------ MATERIAL FOR THIS EXERCISE

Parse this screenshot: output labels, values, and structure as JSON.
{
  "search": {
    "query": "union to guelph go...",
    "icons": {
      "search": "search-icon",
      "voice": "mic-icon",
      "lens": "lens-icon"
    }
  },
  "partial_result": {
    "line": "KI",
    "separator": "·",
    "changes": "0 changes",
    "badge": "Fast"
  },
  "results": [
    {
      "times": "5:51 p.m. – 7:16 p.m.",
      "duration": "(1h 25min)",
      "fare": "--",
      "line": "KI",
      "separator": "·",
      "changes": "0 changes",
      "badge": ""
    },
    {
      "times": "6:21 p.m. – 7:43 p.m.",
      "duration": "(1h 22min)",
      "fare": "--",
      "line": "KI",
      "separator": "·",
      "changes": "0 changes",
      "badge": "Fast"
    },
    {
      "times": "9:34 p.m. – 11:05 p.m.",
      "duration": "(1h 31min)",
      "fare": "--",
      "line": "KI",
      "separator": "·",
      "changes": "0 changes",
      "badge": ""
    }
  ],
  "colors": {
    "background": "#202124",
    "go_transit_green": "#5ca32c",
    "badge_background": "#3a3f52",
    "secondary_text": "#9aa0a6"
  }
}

------------

▶ **TASK DETAILS**
Repeat the material above in full, exactly as it stands.

▶ **REPLY**
Parse this screenshot: output labels, values, and structure as JSON.
{
  "search": {
    "query": "union to guelph go...",
    "icons": {
      "search": "search-icon",
      "voice": "mic-icon",
      "lens": "lens-icon"
    }
  },
  "partial_result": {
    "line": "KI",
    "separator": "·",
    "changes": "0 changes",
    "badge": "Fast"
  },
  "results": [
    {
      "times": "5:51 p.m. – 7:16 p.m.",
      "duration": "(1h 25min)",
      "fare": "--",
      "line": "KI",
      "separator": "·",
      "changes": "0 changes",
      "badge": ""
    },
    {
      "times": "6:21 p.m. – 7:43 p.m.",
      "duration": "(1h 22min)",
      "fare": "--",
      "line": "KI",
      "separator": "·",
      "changes": "0 changes",
      "badge": "Fast"
    },
    {
      "times": "9:34 p.m. – 11:05 p.m.",
      "duration": "(1h 31min)",
      "fare": "--",
      "line": "KI",
      "separator": "·",
      "changes": "0 changes",
      "badge": ""
    }
  ],
  "colors": {
    "background": "#202124",
    "go_transit_green": "#5ca32c",
    "badge_background": "#3a3f52",
    "secondary_text": "#9aa0a6"
  }
}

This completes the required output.